▶ [DO THIS]:
Reproduce the entries exactly.

▶ [Extracts from a graphics dataset]:
━━━━━━━━━━

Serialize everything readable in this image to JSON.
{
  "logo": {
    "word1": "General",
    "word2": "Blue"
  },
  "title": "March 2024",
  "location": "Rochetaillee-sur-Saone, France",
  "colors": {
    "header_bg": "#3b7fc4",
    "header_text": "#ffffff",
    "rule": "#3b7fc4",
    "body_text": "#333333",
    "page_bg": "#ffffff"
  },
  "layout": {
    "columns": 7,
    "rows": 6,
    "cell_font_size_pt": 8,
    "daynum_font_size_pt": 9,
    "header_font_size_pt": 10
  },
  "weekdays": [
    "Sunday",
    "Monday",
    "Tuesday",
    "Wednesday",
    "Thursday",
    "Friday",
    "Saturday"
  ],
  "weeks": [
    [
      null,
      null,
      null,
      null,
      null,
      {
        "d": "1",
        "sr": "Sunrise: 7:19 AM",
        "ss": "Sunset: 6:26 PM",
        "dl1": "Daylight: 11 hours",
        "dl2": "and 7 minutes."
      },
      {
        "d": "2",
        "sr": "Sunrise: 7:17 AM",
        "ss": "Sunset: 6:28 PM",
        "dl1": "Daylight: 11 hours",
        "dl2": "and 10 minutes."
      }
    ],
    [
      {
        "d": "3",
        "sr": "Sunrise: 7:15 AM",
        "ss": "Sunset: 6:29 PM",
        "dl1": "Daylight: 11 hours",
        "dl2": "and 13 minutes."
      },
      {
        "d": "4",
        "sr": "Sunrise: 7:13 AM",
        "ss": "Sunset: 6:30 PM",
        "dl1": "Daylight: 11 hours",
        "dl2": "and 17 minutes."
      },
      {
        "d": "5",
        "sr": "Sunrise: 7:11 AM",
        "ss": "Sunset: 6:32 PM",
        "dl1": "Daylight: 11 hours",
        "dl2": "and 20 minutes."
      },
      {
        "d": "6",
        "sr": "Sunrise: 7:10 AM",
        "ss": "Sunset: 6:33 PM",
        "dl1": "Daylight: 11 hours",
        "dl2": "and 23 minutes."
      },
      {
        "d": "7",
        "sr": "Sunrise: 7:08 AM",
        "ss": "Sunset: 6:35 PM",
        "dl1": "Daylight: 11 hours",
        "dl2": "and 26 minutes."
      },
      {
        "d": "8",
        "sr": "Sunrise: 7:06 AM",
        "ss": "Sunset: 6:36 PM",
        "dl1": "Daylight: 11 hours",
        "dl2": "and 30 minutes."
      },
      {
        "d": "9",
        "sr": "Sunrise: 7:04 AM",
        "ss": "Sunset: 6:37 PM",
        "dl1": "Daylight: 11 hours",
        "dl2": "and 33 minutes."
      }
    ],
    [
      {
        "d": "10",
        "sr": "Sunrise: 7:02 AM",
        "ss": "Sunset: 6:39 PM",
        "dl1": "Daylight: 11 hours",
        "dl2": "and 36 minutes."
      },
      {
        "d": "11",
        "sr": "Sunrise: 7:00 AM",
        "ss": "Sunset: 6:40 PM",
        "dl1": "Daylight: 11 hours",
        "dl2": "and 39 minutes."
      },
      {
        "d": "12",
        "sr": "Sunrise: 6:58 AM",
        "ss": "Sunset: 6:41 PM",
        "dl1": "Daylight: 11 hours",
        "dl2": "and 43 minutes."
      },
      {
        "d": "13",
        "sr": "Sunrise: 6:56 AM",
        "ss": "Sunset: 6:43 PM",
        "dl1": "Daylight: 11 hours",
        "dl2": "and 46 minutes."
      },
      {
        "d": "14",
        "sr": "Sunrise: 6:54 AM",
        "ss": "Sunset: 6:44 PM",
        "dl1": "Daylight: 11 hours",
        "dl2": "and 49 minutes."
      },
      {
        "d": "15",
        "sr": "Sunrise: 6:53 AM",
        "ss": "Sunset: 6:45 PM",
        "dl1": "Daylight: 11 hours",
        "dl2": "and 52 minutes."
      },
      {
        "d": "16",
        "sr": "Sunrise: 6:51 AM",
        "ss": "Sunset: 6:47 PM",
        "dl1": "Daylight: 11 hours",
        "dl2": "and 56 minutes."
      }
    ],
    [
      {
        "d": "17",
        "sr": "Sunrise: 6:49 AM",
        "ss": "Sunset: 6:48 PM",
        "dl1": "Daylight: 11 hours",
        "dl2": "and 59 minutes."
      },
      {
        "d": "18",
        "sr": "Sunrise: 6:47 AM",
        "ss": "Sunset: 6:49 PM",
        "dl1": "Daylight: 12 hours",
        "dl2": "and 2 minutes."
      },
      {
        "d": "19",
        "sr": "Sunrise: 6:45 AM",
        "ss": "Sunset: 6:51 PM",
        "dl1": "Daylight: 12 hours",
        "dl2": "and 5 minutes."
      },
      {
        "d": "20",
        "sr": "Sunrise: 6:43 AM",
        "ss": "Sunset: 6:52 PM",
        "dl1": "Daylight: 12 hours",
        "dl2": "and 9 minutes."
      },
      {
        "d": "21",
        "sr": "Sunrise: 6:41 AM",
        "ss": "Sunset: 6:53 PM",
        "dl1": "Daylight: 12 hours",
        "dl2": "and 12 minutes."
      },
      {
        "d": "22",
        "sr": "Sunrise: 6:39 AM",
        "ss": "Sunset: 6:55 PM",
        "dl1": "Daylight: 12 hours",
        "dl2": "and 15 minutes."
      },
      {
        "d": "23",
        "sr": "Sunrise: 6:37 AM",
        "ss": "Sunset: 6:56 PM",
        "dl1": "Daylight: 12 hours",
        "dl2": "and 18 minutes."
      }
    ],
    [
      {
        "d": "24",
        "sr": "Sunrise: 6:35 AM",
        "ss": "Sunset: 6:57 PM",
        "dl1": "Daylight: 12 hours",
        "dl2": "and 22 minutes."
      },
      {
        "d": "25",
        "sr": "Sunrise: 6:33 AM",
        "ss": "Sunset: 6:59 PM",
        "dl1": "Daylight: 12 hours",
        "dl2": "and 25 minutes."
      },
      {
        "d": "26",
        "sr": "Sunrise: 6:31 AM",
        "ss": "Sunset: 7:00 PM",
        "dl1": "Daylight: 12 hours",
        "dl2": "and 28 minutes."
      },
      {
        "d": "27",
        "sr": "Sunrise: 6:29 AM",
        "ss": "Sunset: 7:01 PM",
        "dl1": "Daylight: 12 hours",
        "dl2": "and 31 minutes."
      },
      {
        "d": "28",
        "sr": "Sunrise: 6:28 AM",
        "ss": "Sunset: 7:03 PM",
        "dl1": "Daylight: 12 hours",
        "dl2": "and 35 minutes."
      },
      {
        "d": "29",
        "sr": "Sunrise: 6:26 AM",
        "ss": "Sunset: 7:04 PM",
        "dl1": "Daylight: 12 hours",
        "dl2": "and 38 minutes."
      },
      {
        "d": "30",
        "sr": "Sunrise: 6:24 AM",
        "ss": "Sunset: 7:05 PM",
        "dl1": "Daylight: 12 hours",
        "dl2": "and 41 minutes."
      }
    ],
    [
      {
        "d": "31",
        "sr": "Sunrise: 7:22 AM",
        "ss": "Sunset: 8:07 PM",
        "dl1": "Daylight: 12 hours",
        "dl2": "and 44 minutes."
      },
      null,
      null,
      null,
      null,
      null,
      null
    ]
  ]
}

━━━━━━━━━━

▶ [OUTPUT OF THE TASK]:
Serialize everything readable in this image to JSON.
{
  "logo": {
    "word1": "General",
    "word2": "Blue"
  },
  "title": "March 2024",
  "location": "Rochetaillee-sur-Saone, France",
  "colors": {
    "header_bg": "#3b7fc4",
    "header_text": "#ffffff",
    "rule": "#3b7fc4",
    "body_text": "#333333",
    "page_bg": "#ffffff"
  },
  "layout": {
    "columns": 7,
    "rows": 6,
    "cell_font_size_pt": 8,
    "daynum_font_size_pt": 9,
    "header_font_size_pt": 10
  },
  "weekdays": [
    "Sunday",
    "Monday",
    "Tuesday",
    "Wednesday",
    "Thursday",
    "Friday",
    "Saturday"
  ],
  "weeks": [
    [
      null,
      null,
      null,
      null,
      null,
      {
        "d": "1",
        "sr": "Sunrise: 7:19 AM",
        "ss": "Sunset: 6:26 PM",
        "dl1": "Daylight: 11 hours",
        "dl2": "and 7 minutes."
      },
      {
        "d": "2",
        "sr": "Sunrise: 7:17 AM",
        "ss": "Sunset: 6:28 PM",
        "dl1": "Daylight: 11 hours",
        "dl2": "and 10 minutes."
      }
    ],
    [
      {
        "d": "3",
        "sr": "Sunrise: 7:15 AM",
        "ss": "Sunset: 6:29 PM",
        "dl1": "Daylight: 11 hours",
        "dl2": "and 13 minutes."
      },
      {
        "d": "4",
        "sr": "Sunrise: 7:13 AM",
        "ss": "Sunset: 6:30 PM",
        "dl1": "Daylight: 11 hours",
        "dl2": "and 17 minutes."
      },
      {
        "d": "5",
        "sr": "Sunrise: 7:11 AM",
        "ss": "Sunset: 6:32 PM",
        "dl1": "Daylight: 11 hours",
        "dl2": "and 20 minutes."
      },
      {
        "d": "6",
        "sr": "Sunrise: 7:10 AM",
        "ss": "Sunset: 6:33 PM",
        "dl1": "Daylight: 11 hours",
        "dl2": "and 23 minutes."
      },
      {
        "d": "7",
        "sr": "Sunrise: 7:08 AM",
        "ss": "Sunset: 6:35 PM",
        "dl1": "Daylight: 11 hours",
        "dl2": "and 26 minutes."
      },
      {
        "d": "8",
        "sr": "Sunrise: 7:06 AM",
        "ss": "Sunset: 6:36 PM",
        "dl1": "Daylight: 11 hours",
        "dl2": "and 30 minutes."
      },
      {
        "d": "9",
        "sr": "Sunrise: 7:04 AM",
        "ss": "Sunset: 6:37 PM",
        "dl1": "Daylight: 11 hours",
        "dl2": "and 33 minutes."
      }
    ],
    [
      {
        "d": "10",
        "sr": "Sunrise: 7:02 AM",
        "ss": "Sunset: 6:39 PM",
        "dl1": "Daylight: 11 hours",
        "dl2": "and 36 minutes."
      },
      {
        "d": "11",
        "sr": "Sunrise: 7:00 AM",
        "ss": "Sunset: 6:40 PM",
        "dl1": "Daylight: 11 hours",
        "dl2": "and 39 minutes."
      },
      {
        "d": "12",
        "sr": "Sunrise: 6:58 AM",
        "ss": "Sunset: 6:41 PM",
        "dl1": "Daylight: 11 hours",
        "dl2": "and 43 minutes."
      },
      {
        "d": "13",
        "sr": "Sunrise: 6:56 AM",
        "ss": "Sunset: 6:43 PM",
        "dl1": "Daylight: 11 hours",
        "dl2": "and 46 minutes."
      },
      {
        "d": "14",
        "sr": "Sunrise: 6:54 AM",
        "ss": "Sunset: 6:44 PM",
        "dl1": "Daylight: 11 hours",
        "dl2": "and 49 minutes."
      },
      {
        "d": "15",
        "sr": "Sunrise: 6:53 AM",
        "ss": "Sunset: 6:45 PM",
        "dl1": "Daylight: 11 hours",
        "dl2": "and 52 minutes."
      },
      {
        "d": "16",
        "sr": "Sunrise: 6:51 AM",
        "ss": "Sunset: 6:47 PM",
        "dl1": "Daylight: 11 hours",
        "dl2": "and 56 minutes."
      }
    ],
    [
      {
        "d": "17",
        "sr": "Sunrise: 6:49 AM",
        "ss": "Sunset: 6:48 PM",
        "dl1": "Daylight: 11 hours",
        "dl2": "and 59 minutes."
      },
      {
        "d": "18",
        "sr": "Sunrise: 6:47 AM",
        "ss": "Sunset: 6:49 PM",
        "dl1": "Daylight: 12 hours",
        "dl2": "and 2 minutes."
      },
      {
        "d": "19",
        "sr": "Sunrise: 6:45 AM",
        "ss": "Sunset: 6:51 PM",
        "dl1": "Daylight: 12 hours",
        "dl2": "and 5 minutes."
      },
      {
        "d": "20",
        "sr": "Sunrise: 6:43 AM",
        "ss": "Sunset: 6:52 PM",
        "dl1": "Daylight: 12 hours",
        "dl2": "and 9 minutes."
      },
      {
        "d": "21",
        "sr": "Sunrise: 6:41 AM",
        "ss": "Sunset: 6:53 PM",
        "dl1": "Daylight: 12 hours",
        "dl2": "and 12 minutes."
      },
      {
        "d": "22",
        "sr": "Sunrise: 6:39 AM",
        "ss": "Sunset: 6:55 PM",
        "dl1": "Daylight: 12 hours",
        "dl2": "and 15 minutes."
      },
      {
        "d": "23",
        "sr": "Sunrise: 6:37 AM",
        "ss": "Sunset: 6:56 PM",
        "dl1": "Daylight: 12 hours",
        "dl2": "and 18 minutes."
      }
    ],
    [
      {
        "d": "24",
        "sr": "Sunrise: 6:35 AM",
        "ss": "Sunset: 6:57 PM",
        "dl1": "Daylight: 12 hours",
        "dl2": "and 22 minutes."
      },
      {
        "d": "25",
        "sr": "Sunrise: 6:33 AM",
        "ss": "Sunset: 6:59 PM",
        "dl1": "Daylight: 12 hours",
        "dl2": "and 25 minutes."
      },
      {
        "d": "26",
        "sr": "Sunrise: 6:31 AM",
        "ss": "Sunset: 7:00 PM",
        "dl1": "Daylight: 12 hours",
        "dl2": "and 28 minutes."
      },
      {
        "d": "27",
        "sr": "Sunrise: 6:29 AM",
        "ss": "Sunset: 7:01 PM",
        "dl1": "Daylight: 12 hours",
        "dl2": "and 31 minutes."
      },
      {
        "d": "28",
        "sr": "Sunrise: 6:28 AM",
        "ss": "Sunset: 7:03 PM",
        "dl1": "Daylight: 12 hours",
        "dl2": "and 35 minutes."
      },
      {
        "d": "29",
        "sr": "Sunrise: 6:26 AM",
        "ss": "Sunset: 7:04 PM",
        "dl1": "Daylight: 12 hours",
        "dl2": "and 38 minutes."
      },
      {
        "d": "30",
        "sr": "Sunrise: 6:24 AM",
        "ss": "Sunset: 7:05 PM",
        "dl1": "Daylight: 12 hours",
        "dl2": "and 41 minutes."
      }
    ],
    [
      {
        "d": "31",
        "sr": "Sunrise: 7:22 AM",
        "ss": "Sunset: 8:07 PM",
        "dl1": "Daylight: 12 hours",
        "dl2": "and 44 minutes."
      },
      null,
      null,
      null,
      null,
      null,
      null
    ]
  ]
}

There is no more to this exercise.